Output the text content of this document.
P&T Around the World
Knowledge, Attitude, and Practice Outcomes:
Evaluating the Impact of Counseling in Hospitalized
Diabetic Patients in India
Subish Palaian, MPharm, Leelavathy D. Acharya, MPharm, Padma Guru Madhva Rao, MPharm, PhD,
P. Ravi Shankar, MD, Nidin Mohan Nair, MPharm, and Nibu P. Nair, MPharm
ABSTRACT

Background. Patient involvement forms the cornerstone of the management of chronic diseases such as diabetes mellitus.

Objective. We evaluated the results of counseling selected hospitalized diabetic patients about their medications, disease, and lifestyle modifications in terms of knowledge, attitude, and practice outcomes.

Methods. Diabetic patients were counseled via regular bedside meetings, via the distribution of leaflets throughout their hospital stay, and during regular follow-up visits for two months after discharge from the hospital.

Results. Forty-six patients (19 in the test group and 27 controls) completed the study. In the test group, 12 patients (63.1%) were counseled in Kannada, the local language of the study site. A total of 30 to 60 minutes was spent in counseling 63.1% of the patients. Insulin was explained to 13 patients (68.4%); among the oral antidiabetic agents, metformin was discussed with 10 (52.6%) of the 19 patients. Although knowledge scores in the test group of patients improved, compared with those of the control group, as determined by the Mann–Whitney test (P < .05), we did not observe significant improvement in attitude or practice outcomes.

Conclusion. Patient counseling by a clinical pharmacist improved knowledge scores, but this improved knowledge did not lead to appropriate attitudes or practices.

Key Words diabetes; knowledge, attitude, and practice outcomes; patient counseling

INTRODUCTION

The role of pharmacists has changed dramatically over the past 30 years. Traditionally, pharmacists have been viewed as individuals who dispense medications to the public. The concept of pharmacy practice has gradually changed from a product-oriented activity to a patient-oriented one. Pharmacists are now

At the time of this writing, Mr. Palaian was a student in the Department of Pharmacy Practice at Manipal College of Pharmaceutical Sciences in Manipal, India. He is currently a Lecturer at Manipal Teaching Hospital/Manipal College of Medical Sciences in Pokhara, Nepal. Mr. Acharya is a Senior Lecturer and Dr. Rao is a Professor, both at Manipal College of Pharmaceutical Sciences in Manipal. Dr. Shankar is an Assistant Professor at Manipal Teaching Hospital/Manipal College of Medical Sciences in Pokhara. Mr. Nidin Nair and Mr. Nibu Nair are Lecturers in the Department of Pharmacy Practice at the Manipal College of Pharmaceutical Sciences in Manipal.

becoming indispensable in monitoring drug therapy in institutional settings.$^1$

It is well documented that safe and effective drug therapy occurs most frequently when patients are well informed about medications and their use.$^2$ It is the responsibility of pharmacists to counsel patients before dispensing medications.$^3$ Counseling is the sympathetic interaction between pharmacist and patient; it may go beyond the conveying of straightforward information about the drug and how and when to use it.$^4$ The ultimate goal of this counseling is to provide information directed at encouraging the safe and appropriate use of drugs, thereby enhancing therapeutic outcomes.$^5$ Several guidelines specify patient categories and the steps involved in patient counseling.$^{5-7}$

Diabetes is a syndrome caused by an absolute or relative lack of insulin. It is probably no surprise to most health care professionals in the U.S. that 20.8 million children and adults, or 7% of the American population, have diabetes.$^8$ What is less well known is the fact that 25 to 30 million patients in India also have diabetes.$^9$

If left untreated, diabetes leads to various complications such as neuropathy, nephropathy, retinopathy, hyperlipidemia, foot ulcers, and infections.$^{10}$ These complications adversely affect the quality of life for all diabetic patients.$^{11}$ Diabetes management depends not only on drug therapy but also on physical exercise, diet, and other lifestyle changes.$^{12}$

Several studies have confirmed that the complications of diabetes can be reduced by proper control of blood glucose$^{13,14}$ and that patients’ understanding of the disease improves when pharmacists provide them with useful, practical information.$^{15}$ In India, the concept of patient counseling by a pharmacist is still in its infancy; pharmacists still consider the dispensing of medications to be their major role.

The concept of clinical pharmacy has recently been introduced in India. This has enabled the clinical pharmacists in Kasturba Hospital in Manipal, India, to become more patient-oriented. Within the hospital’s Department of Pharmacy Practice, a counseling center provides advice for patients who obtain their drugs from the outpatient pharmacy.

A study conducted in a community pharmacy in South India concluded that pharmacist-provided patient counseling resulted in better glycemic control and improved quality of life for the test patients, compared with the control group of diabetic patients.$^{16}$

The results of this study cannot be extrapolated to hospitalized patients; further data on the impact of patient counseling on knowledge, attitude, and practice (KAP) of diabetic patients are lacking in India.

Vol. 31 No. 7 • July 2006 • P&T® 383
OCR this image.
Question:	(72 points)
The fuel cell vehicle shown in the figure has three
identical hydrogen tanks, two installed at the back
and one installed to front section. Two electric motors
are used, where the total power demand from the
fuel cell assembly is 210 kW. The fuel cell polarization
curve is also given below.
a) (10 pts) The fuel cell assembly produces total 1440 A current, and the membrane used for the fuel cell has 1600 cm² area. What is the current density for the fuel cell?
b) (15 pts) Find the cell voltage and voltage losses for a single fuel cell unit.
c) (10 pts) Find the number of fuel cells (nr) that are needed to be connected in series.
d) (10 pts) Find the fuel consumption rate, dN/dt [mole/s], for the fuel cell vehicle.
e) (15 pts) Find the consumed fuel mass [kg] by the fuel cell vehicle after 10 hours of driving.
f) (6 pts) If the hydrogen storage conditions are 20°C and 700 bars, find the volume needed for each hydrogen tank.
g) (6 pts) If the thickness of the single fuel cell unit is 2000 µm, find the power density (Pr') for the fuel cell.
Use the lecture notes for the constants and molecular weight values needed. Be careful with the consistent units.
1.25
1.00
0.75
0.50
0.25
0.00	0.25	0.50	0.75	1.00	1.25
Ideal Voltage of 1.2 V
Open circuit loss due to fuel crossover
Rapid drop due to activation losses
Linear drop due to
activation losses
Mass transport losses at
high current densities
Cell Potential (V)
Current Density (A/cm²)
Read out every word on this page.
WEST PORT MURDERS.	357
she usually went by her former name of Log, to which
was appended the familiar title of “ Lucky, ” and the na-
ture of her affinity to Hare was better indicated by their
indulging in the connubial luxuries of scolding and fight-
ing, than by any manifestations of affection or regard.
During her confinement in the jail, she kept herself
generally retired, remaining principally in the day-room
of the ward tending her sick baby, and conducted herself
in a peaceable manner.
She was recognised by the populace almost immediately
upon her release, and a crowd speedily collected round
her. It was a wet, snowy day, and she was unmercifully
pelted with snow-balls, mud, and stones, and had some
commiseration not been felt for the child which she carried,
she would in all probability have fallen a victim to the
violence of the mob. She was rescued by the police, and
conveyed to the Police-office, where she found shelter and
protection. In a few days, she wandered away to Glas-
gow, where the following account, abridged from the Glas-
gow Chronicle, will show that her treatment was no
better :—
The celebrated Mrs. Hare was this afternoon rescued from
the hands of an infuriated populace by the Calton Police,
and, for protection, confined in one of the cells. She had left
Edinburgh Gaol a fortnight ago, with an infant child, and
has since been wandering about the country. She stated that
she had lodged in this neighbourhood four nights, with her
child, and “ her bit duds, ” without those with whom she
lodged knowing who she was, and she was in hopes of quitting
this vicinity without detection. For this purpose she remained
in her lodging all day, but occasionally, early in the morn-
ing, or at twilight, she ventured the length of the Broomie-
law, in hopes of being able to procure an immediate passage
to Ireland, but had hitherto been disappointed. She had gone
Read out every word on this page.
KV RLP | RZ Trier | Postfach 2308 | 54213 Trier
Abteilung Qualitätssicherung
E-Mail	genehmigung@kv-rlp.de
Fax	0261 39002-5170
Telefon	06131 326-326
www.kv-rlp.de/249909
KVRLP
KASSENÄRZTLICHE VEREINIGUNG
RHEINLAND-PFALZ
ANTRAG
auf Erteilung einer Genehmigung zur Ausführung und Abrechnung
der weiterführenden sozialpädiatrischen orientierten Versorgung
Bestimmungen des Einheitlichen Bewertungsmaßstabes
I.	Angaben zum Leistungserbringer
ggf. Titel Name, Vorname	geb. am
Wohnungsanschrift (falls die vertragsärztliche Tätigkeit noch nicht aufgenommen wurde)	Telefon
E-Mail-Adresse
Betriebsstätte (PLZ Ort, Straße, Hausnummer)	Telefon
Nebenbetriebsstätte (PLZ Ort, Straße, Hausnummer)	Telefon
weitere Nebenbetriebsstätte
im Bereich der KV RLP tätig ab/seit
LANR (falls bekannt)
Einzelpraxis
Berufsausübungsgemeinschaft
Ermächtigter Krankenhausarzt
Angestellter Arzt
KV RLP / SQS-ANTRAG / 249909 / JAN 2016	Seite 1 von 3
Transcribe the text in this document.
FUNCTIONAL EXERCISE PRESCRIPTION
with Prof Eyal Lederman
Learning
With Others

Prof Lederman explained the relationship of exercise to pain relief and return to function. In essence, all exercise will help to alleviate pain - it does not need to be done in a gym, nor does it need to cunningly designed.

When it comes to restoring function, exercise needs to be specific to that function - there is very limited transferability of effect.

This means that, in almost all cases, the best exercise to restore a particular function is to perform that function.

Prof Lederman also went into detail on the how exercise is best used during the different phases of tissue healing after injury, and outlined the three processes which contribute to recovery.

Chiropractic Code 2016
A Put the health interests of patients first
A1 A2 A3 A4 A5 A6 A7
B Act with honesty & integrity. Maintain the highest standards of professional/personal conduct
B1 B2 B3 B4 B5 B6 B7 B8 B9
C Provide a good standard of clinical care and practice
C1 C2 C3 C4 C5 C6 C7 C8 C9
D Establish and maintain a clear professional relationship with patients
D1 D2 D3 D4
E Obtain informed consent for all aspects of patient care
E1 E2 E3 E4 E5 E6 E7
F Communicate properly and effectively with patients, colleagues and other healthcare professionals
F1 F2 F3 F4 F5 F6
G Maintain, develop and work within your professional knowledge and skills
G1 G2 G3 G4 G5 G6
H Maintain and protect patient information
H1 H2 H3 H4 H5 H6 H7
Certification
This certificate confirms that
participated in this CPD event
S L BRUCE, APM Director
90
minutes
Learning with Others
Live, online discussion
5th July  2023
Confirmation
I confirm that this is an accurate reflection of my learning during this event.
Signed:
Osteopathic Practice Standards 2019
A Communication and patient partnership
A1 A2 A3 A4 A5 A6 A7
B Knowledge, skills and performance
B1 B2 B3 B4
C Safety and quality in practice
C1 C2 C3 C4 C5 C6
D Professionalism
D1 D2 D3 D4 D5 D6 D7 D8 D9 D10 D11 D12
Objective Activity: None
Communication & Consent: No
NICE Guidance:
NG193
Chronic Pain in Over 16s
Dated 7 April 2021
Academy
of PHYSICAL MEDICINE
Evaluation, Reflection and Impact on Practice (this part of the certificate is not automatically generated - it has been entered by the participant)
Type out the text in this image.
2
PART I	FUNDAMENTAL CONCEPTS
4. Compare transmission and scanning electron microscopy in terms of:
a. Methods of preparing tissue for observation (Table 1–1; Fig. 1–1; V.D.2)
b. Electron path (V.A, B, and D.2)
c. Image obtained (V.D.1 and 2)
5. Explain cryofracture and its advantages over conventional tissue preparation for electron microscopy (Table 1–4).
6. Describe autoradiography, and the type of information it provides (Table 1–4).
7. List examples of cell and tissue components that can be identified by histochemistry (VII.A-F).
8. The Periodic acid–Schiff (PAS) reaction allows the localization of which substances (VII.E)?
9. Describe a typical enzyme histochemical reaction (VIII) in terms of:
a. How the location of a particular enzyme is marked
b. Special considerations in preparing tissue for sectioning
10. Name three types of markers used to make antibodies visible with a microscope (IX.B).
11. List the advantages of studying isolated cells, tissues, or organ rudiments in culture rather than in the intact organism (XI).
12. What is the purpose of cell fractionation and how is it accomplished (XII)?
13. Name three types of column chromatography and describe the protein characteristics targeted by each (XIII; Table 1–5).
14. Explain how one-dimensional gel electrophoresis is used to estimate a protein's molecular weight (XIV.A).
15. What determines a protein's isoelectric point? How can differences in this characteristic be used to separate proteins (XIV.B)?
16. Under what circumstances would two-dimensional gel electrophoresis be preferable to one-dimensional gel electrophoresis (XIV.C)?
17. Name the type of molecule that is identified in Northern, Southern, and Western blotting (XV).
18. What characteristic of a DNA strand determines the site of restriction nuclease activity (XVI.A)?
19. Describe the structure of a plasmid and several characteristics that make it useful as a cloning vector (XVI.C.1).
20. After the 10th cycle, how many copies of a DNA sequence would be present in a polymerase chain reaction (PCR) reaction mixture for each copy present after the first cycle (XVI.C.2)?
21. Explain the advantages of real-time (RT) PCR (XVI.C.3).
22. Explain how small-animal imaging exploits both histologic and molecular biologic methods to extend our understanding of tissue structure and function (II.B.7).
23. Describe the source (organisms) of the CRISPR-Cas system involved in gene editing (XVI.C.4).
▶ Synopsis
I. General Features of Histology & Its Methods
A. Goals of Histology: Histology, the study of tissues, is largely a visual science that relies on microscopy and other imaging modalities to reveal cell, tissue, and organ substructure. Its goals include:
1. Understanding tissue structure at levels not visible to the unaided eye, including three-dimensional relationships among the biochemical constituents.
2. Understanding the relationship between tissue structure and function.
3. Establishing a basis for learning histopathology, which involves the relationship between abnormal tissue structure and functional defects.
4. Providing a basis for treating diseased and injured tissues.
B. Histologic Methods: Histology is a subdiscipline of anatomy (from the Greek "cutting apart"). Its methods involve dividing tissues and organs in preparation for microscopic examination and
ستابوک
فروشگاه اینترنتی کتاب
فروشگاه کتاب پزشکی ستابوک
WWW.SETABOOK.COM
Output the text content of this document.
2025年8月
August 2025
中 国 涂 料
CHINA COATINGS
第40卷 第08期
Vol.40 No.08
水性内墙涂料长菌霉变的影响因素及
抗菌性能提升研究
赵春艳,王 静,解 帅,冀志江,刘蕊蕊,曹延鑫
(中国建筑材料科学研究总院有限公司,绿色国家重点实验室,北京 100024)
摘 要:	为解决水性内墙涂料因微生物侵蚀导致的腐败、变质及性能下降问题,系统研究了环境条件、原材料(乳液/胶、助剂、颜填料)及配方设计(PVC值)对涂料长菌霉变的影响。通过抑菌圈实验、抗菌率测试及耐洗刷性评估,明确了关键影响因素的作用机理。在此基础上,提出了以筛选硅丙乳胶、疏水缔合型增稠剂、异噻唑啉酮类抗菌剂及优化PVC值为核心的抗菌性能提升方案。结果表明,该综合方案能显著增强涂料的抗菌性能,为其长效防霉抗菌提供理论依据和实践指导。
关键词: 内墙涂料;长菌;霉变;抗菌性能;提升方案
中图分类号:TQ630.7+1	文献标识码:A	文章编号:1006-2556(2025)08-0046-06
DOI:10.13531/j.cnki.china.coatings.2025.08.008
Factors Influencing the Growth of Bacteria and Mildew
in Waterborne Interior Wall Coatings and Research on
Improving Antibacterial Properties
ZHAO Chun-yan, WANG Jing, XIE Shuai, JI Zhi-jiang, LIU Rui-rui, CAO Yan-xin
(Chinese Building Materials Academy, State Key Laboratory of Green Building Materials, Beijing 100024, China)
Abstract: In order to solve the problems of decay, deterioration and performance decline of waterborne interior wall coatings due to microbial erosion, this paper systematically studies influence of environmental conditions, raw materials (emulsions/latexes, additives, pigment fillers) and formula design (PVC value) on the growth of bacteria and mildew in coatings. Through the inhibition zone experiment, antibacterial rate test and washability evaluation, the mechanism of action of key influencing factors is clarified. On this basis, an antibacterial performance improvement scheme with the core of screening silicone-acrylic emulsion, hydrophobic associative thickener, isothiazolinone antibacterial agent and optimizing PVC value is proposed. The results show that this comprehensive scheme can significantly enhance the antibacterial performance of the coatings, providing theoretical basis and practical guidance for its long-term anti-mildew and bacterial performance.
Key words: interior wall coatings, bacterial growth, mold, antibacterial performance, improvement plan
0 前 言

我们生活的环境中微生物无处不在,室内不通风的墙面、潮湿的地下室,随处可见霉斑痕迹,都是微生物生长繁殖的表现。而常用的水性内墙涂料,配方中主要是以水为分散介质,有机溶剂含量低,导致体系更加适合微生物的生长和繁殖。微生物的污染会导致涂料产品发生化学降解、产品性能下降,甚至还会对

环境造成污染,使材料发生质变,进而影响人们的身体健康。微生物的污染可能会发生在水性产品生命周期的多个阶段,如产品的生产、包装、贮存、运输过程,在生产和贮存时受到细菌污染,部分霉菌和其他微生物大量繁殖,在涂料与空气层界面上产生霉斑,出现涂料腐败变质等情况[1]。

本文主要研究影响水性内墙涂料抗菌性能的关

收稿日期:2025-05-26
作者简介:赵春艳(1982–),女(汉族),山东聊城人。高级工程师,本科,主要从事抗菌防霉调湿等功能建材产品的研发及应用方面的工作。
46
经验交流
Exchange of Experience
++++++
### Instructions for the task
Identify the lines in the entries above that contain "vehicle", then copy them out.

### Solution for this task
The fuel cell vehicle shown in the figure has three
d) (10 pts) Find the fuel consumption rate, dN/dt [mole/s], for the fuel cell vehicle.
e) (15 pts) Find the consumed fuel mass [kg] by the fuel cell vehicle after 10 hours of driving.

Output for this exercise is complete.